What to work on :: Lines containing the word "title" are to be counted; state their number and nothing further.

>> start Working data

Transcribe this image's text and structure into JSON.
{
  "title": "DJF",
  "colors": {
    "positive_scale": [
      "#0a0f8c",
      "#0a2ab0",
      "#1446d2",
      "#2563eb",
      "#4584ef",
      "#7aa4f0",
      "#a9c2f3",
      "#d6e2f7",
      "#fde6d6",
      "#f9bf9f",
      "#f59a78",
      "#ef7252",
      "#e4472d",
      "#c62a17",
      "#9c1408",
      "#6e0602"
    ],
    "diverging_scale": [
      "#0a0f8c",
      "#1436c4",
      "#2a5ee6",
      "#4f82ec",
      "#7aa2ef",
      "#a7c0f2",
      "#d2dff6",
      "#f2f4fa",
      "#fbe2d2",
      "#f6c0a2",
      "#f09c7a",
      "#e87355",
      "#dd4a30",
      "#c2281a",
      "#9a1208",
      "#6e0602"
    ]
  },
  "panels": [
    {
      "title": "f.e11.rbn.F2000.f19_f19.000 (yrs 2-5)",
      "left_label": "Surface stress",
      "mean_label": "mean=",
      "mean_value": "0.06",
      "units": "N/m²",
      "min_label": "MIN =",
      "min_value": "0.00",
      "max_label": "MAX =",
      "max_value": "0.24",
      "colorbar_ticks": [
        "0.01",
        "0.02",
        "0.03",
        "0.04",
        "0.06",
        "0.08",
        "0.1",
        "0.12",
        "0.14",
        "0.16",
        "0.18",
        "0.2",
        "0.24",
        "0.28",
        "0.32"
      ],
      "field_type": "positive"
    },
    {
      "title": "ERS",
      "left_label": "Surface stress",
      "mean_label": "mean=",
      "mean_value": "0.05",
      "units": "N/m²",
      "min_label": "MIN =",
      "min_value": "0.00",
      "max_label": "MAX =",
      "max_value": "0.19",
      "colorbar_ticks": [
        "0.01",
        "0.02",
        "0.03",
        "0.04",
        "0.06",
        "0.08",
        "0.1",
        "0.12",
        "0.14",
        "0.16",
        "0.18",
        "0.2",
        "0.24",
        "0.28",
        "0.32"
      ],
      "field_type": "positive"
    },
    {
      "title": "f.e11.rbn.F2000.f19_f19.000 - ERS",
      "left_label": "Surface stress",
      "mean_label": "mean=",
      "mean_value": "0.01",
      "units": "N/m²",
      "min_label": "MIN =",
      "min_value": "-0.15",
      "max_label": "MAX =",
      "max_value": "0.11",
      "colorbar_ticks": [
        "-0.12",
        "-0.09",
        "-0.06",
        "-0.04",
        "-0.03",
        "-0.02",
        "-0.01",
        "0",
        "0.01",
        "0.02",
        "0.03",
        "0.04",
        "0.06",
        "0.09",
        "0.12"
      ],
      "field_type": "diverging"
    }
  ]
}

>> end Working data

Full solution :: 4